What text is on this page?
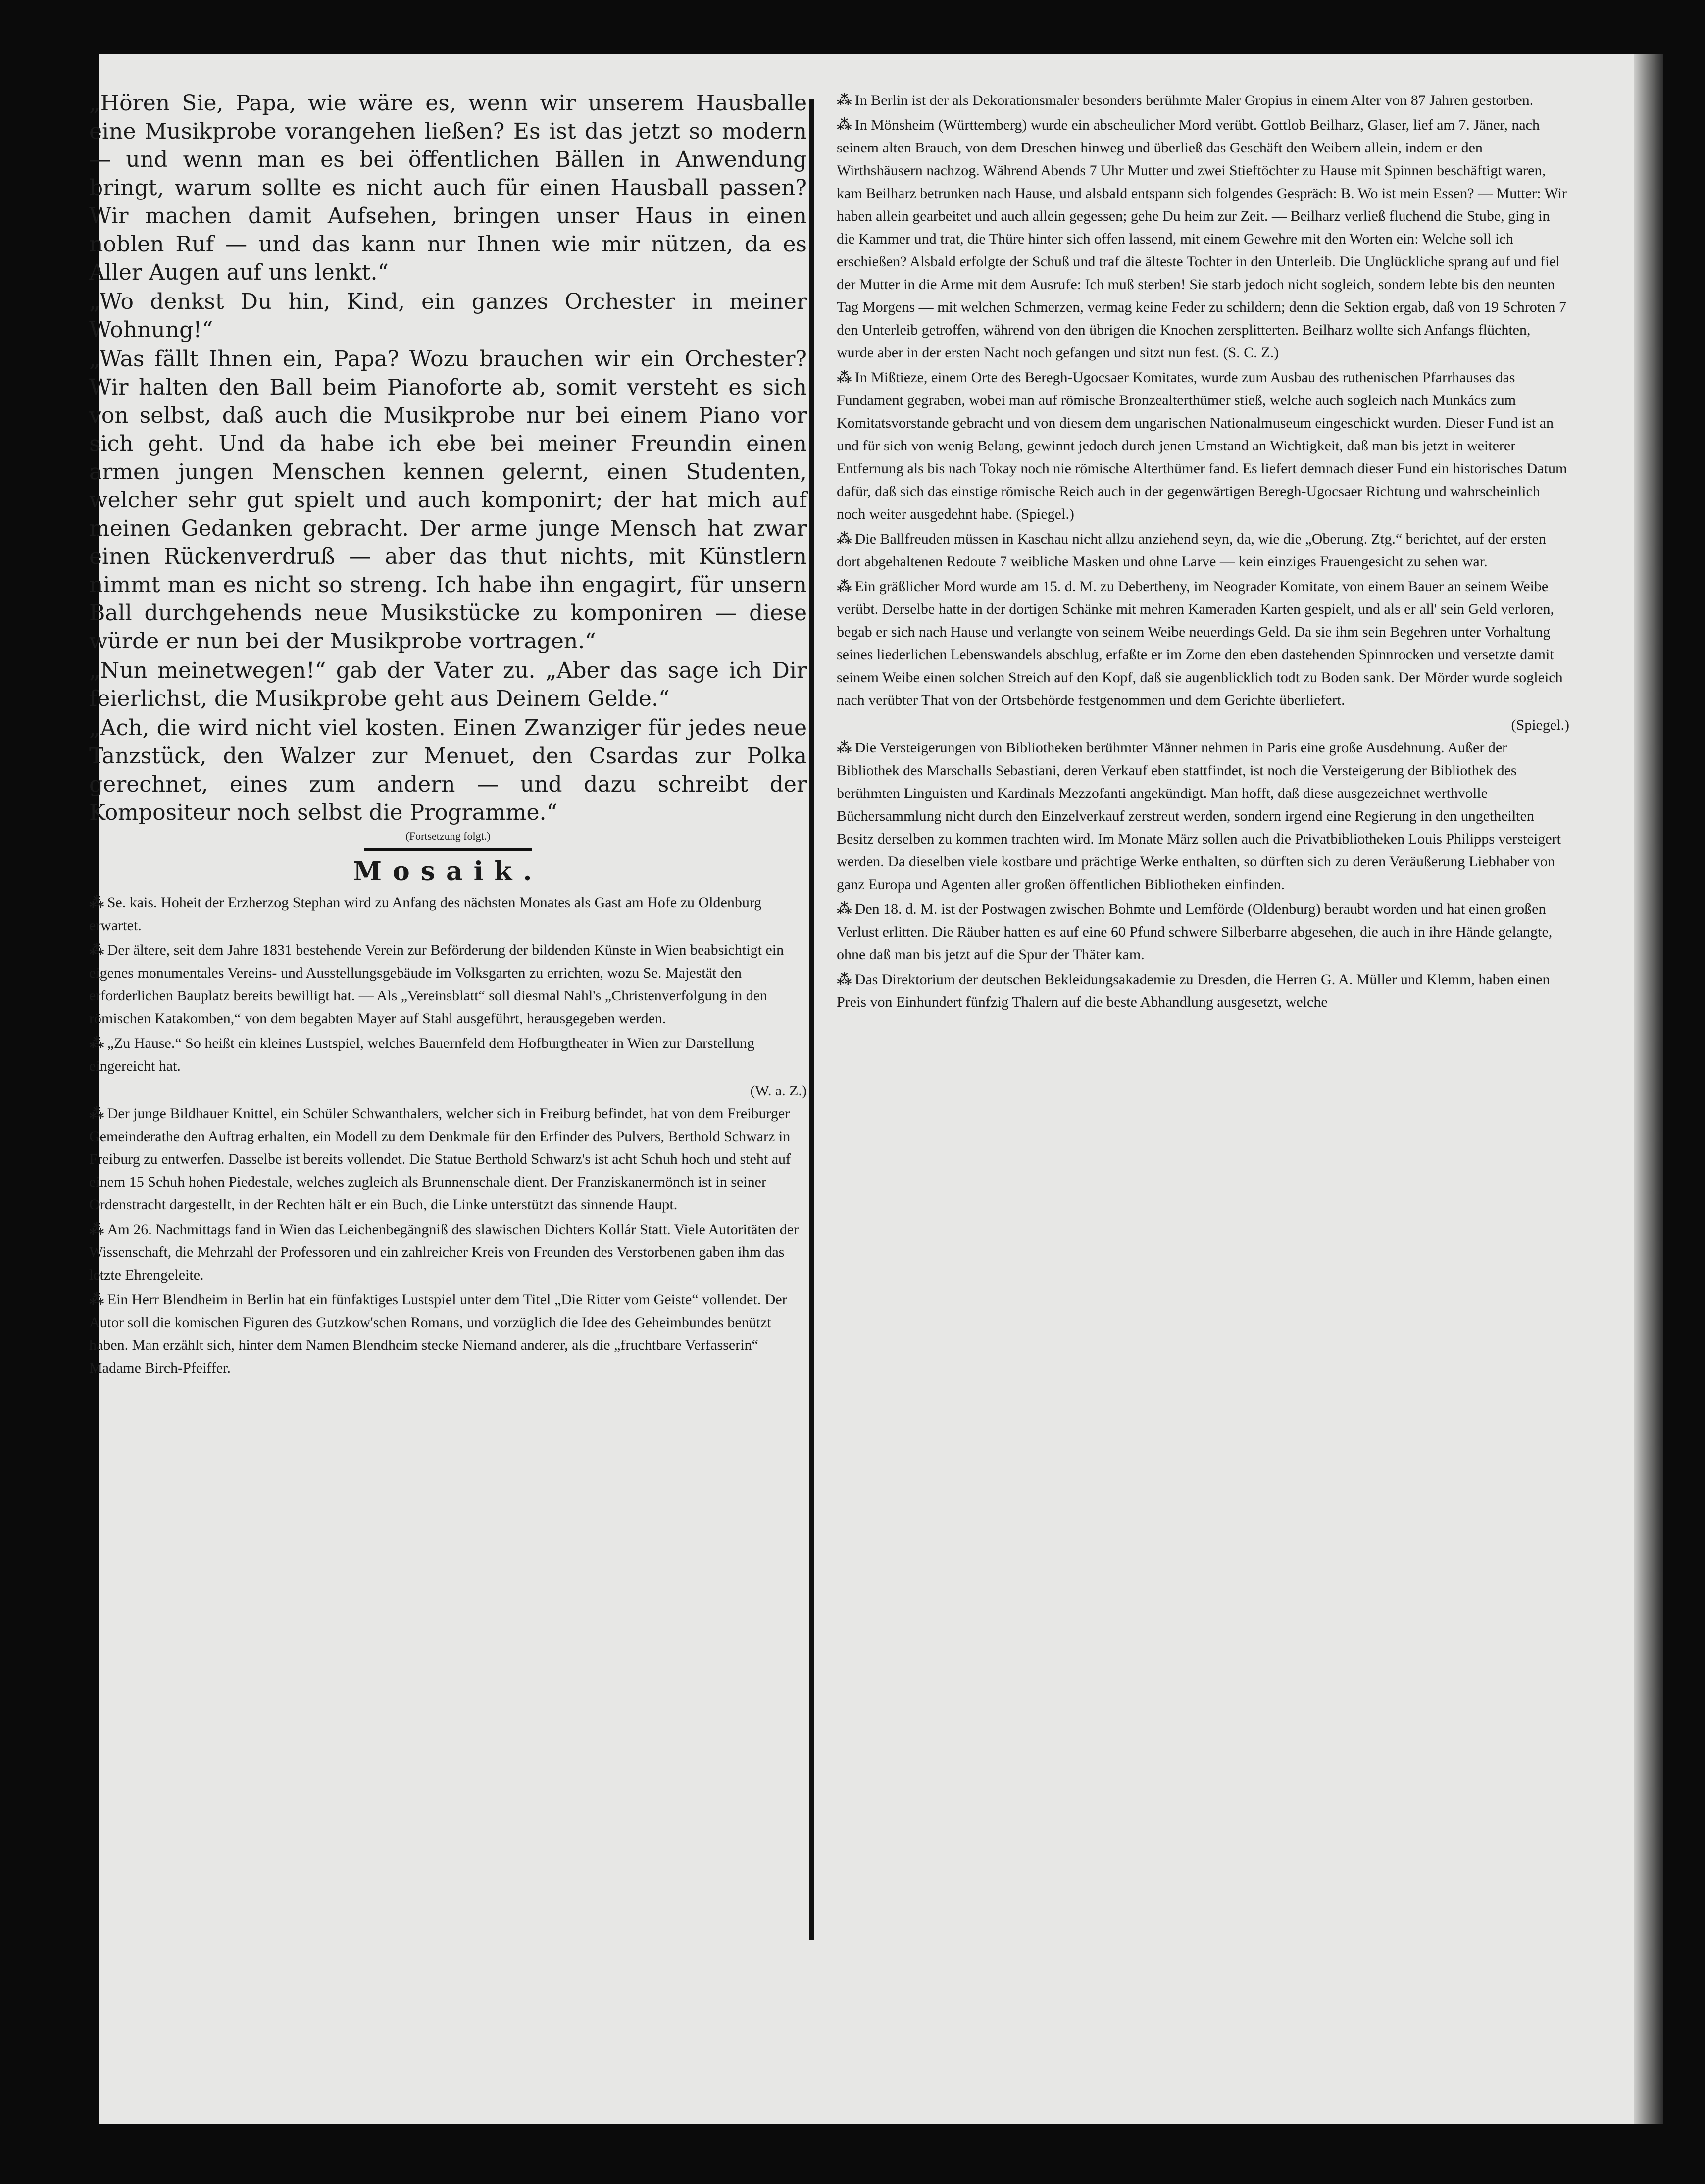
„Hören Sie, Papa, wie wäre es, wenn wir unserem Hausballe eine Musikprobe vorangehen ließen? Es ist das jetzt so modern — und wenn man es bei öffentlichen Bällen in Anwendung bringt, warum sollte es nicht auch für einen Hausball passen? Wir machen damit Aufsehen, bringen unser Haus in einen noblen Ruf — und das kann nur Ihnen wie mir nützen, da es Aller Augen auf uns lenkt.“

„Wo denkst Du hin, Kind, ein ganzes Orchester in meiner Wohnung!“

„Was fällt Ihnen ein, Papa? Wozu brauchen wir ein Orchester? Wir halten den Ball beim Pianoforte ab, somit versteht es sich von selbst, daß auch die Musikprobe nur bei einem Piano vor sich geht. Und da habe ich ebe bei meiner Freundin einen armen jungen Menschen kennen gelernt, einen Studenten, welcher sehr gut spielt und auch komponirt; der hat mich auf meinen Gedanken gebracht. Der arme junge Mensch hat zwar einen Rückenverdruß — aber das thut nichts, mit Künstlern nimmt man es nicht so streng. Ich habe ihn engagirt, für unsern Ball durchgehends neue Musikstücke zu komponiren — diese würde er nun bei der Musikprobe vortragen.“

„Nun meinetwegen!“ gab der Vater zu. „Aber das sage ich Dir feierlichst, die Musikprobe geht aus Deinem Gelde.“

„Ach, die wird nicht viel kosten. Einen Zwanziger für jedes neue Tanzstück, den Walzer zur Menuet, den Csardas zur Polka gerechnet, eines zum andern — und dazu schreibt der Kompositeur noch selbst die Programme.“

(Fortsetzung folgt.)
Mosaik.
⁂ Se. kais. Hoheit der Erzherzog Stephan wird zu Anfang des nächsten Monates als Gast am Hofe zu Oldenburg erwartet.
⁂ Der ältere, seit dem Jahre 1831 bestehende Verein zur Beförderung der bildenden Künste in Wien beabsichtigt ein eigenes monumentales Vereins- und Ausstellungsgebäude im Volksgarten zu errichten, wozu Se. Majestät den erforderlichen Bauplatz bereits bewilligt hat. — Als „Vereinsblatt“ soll diesmal Nahl's „Christenverfolgung in den römischen Katakomben,“ von dem begabten Mayer auf Stahl ausgeführt, herausgegeben werden.
⁂ „Zu Hause.“ So heißt ein kleines Lustspiel, welches Bauernfeld dem Hofburgtheater in Wien zur Darstellung eingereicht hat.
(W. a. Z.)
⁂ Der junge Bildhauer Knittel, ein Schüler Schwanthalers, welcher sich in Freiburg befindet, hat von dem Freiburger Gemeinderathe den Auftrag erhalten, ein Modell zu dem Denkmale für den Erfinder des Pulvers, Berthold Schwarz in Freiburg zu entwerfen. Dasselbe ist bereits vollendet. Die Statue Berthold Schwarz's ist acht Schuh hoch und steht auf einem 15 Schuh hohen Piedestale, welches zugleich als Brunnenschale dient. Der Franziskanermönch ist in seiner Ordenstracht dargestellt, in der Rechten hält er ein Buch, die Linke unterstützt das sinnende Haupt.
⁂ Am 26. Nachmittags fand in Wien das Leichenbegängniß des slawischen Dichters Kollár Statt. Viele Autoritäten der Wissenschaft, die Mehrzahl der Professoren und ein zahlreicher Kreis von Freunden des Verstorbenen gaben ihm das letzte Ehrengeleite.
⁂ Ein Herr Blendheim in Berlin hat ein fünfaktiges Lustspiel unter dem Titel „Die Ritter vom Geiste“ vollendet. Der Autor soll die komischen Figuren des Gutzkow'schen Romans, und vorzüglich die Idee des Geheimbundes benützt haben. Man erzählt sich, hinter dem Namen Blendheim stecke Niemand anderer, als die „fruchtbare Verfasserin“ Madame Birch-Pfeiffer.
⁂ In Berlin ist der als Dekorationsmaler besonders berühmte Maler Gropius in einem Alter von 87 Jahren gestorben.
⁂ In Mönsheim (Württemberg) wurde ein abscheulicher Mord verübt. Gottlob Beilharz, Glaser, lief am 7. Jäner, nach seinem alten Brauch, von dem Dreschen hinweg und überließ das Geschäft den Weibern allein, indem er den Wirthshäusern nachzog. Während Abends 7 Uhr Mutter und zwei Stieftöchter zu Hause mit Spinnen beschäftigt waren, kam Beilharz betrunken nach Hause, und alsbald entspann sich folgendes Gespräch: B. Wo ist mein Essen? — Mutter: Wir haben allein gearbeitet und auch allein gegessen; gehe Du heim zur Zeit. — Beilharz verließ fluchend die Stube, ging in die Kammer und trat, die Thüre hinter sich offen lassend, mit einem Gewehre mit den Worten ein: Welche soll ich erschießen? Alsbald erfolgte der Schuß und traf die älteste Tochter in den Unterleib. Die Unglückliche sprang auf und fiel der Mutter in die Arme mit dem Ausrufe: Ich muß sterben! Sie starb jedoch nicht sogleich, sondern lebte bis den neunten Tag Morgens — mit welchen Schmerzen, vermag keine Feder zu schildern; denn die Sektion ergab, daß von 19 Schroten 7 den Unterleib getroffen, während von den übrigen die Knochen zersplitterten. Beilharz wollte sich Anfangs flüchten, wurde aber in der ersten Nacht noch gefangen und sitzt nun fest. (S. C. Z.)
⁂ In Mißtieze, einem Orte des Beregh-Ugocsaer Komitates, wurde zum Ausbau des ruthenischen Pfarrhauses das Fundament gegraben, wobei man auf römische Bronzealterthümer stieß, welche auch sogleich nach Munkács zum Komitatsvorstande gebracht und von diesem dem ungarischen Nationalmuseum eingeschickt wurden. Dieser Fund ist an und für sich von wenig Belang, gewinnt jedoch durch jenen Umstand an Wichtigkeit, daß man bis jetzt in weiterer Entfernung als bis nach Tokay noch nie römische Alterthümer fand. Es liefert demnach dieser Fund ein historisches Datum dafür, daß sich das einstige römische Reich auch in der gegenwärtigen Beregh-Ugocsaer Richtung und wahrscheinlich noch weiter ausgedehnt habe. (Spiegel.)
⁂ Die Ballfreuden müssen in Kaschau nicht allzu anziehend seyn, da, wie die „Oberung. Ztg.“ berichtet, auf der ersten dort abgehaltenen Redoute 7 weibliche Masken und ohne Larve — kein einziges Frauengesicht zu sehen war.
⁂ Ein gräßlicher Mord wurde am 15. d. M. zu Debertheny, im Neograder Komitate, von einem Bauer an seinem Weibe verübt. Derselbe hatte in der dortigen Schänke mit mehren Kameraden Karten gespielt, und als er all' sein Geld verloren, begab er sich nach Hause und verlangte von seinem Weibe neuerdings Geld. Da sie ihm sein Begehren unter Vorhaltung seines liederlichen Lebenswandels abschlug, erfaßte er im Zorne den eben dastehenden Spinnrocken und versetzte damit seinem Weibe einen solchen Streich auf den Kopf, daß sie augenblicklich todt zu Boden sank. Der Mörder wurde sogleich nach verübter That von der Ortsbehörde festgenommen und dem Gerichte überliefert.
(Spiegel.)
⁂ Die Versteigerungen von Bibliotheken berühmter Männer nehmen in Paris eine große Ausdehnung. Außer der Bibliothek des Marschalls Sebastiani, deren Verkauf eben stattfindet, ist noch die Versteigerung der Bibliothek des berühmten Linguisten und Kardinals Mezzofanti angekündigt. Man hofft, daß diese ausgezeichnet werthvolle Büchersammlung nicht durch den Einzelverkauf zerstreut werden, sondern irgend eine Regierung in den ungetheilten Besitz derselben zu kommen trachten wird. Im Monate März sollen auch die Privatbibliotheken Louis Philipps versteigert werden. Da dieselben viele kostbare und prächtige Werke enthalten, so dürften sich zu deren Veräußerung Liebhaber von ganz Europa und Agenten aller großen öffentlichen Bibliotheken einfinden.
⁂ Den 18. d. M. ist der Postwagen zwischen Bohmte und Lemförde (Oldenburg) beraubt worden und hat einen großen Verlust erlitten. Die Räuber hatten es auf eine 60 Pfund schwere Silberbarre abgesehen, die auch in ihre Hände gelangte, ohne daß man bis jetzt auf die Spur der Thäter kam.
⁂ Das Direktorium der deutschen Bekleidungsakademie zu Dresden, die Herren G. A. Müller und Klemm, haben einen Preis von Einhundert fünfzig Thalern auf die beste Abhandlung ausgesetzt, welche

_Work to complete_
Looking at the records, state how many lines contain "Oldenburg" and write nothing besides that number.

_Output for this task_
2